Stated task> Copy out all the entries word for word.
***
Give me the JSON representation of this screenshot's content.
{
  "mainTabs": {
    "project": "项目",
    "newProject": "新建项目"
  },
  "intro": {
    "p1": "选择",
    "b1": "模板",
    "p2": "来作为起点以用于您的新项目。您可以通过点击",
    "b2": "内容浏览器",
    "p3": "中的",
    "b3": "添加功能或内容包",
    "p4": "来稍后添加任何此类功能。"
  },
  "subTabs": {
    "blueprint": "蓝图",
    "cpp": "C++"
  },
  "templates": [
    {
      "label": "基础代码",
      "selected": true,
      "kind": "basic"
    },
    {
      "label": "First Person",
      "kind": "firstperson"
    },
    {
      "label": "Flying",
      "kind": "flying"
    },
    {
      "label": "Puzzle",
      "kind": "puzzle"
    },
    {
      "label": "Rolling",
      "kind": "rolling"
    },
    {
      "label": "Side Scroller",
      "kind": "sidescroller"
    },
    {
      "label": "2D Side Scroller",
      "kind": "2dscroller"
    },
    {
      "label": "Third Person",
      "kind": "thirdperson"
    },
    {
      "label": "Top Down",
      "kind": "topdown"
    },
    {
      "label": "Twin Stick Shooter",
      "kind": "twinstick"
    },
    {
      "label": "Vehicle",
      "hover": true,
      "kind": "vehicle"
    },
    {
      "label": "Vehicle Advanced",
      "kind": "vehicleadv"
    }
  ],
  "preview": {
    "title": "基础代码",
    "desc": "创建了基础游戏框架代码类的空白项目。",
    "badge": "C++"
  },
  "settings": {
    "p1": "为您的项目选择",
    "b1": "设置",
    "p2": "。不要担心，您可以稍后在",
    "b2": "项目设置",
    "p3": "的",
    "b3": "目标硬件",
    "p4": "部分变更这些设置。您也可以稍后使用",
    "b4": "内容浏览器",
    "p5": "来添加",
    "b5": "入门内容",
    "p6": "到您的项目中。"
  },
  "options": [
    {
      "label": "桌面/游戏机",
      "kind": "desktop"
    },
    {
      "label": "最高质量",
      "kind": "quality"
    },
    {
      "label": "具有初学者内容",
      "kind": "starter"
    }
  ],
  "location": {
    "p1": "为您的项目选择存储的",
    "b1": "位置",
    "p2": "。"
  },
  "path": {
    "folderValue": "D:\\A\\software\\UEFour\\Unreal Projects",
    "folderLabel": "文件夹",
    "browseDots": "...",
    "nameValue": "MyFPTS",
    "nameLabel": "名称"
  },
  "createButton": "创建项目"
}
***
Problem solution>
Give me the JSON representation of this screenshot's content.
{
  "mainTabs": {
    "project": "项目",
    "newProject": "新建项目"
  },
  "intro": {
    "p1": "选择",
    "b1": "模板",
    "p2": "来作为起点以用于您的新项目。您可以通过点击",
    "b2": "内容浏览器",
    "p3": "中的",
    "b3": "添加功能或内容包",
    "p4": "来稍后添加任何此类功能。"
  },
  "subTabs": {
    "blueprint": "蓝图",
    "cpp": "C++"
  },
  "templates": [
    {
      "label": "基础代码",
      "selected": true,
      "kind": "basic"
    },
    {
      "label": "First Person",
      "kind": "firstperson"
    },
    {
      "label": "Flying",
      "kind": "flying"
    },
    {
      "label": "Puzzle",
      "kind": "puzzle"
    },
    {
      "label": "Rolling",
      "kind": "rolling"
    },
    {
      "label": "Side Scroller",
      "kind": "sidescroller"
    },
    {
      "label": "2D Side Scroller",
      "kind": "2dscroller"
    },
    {
      "label": "Third Person",
      "kind": "thirdperson"
    },
    {
      "label": "Top Down",
      "kind": "topdown"
    },
    {
      "label": "Twin Stick Shooter",
      "kind": "twinstick"
    },
    {
      "label": "Vehicle",
      "hover": true,
      "kind": "vehicle"
    },
    {
      "label": "Vehicle Advanced",
      "kind": "vehicleadv"
    }
  ],
  "preview": {
    "title": "基础代码",
    "desc": "创建了基础游戏框架代码类的空白项目。",
    "badge": "C++"
  },
  "settings": {
    "p1": "为您的项目选择",
    "b1": "设置",
    "p2": "。不要担心，您可以稍后在",
    "b2": "项目设置",
    "p3": "的",
    "b3": "目标硬件",
    "p4": "部分变更这些设置。您也可以稍后使用",
    "b4": "内容浏览器",
    "p5": "来添加",
    "b5": "入门内容",
    "p6": "到您的项目中。"
  },
  "options": [
    {
      "label": "桌面/游戏机",
      "kind": "desktop"
    },
    {
      "label": "最高质量",
      "kind": "quality"
    },
    {
      "label": "具有初学者内容",
      "kind": "starter"
    }
  ],
  "location": {
    "p1": "为您的项目选择存储的",
    "b1": "位置",
    "p2": "。"
  },
  "path": {
    "folderValue": "D:\\A\\software\\UEFour\\Unreal Projects",
    "folderLabel": "文件夹",
    "browseDots": "...",
    "nameValue": "MyFPTS",
    "nameLabel": "名称"
  },
  "createButton": "创建项目"
}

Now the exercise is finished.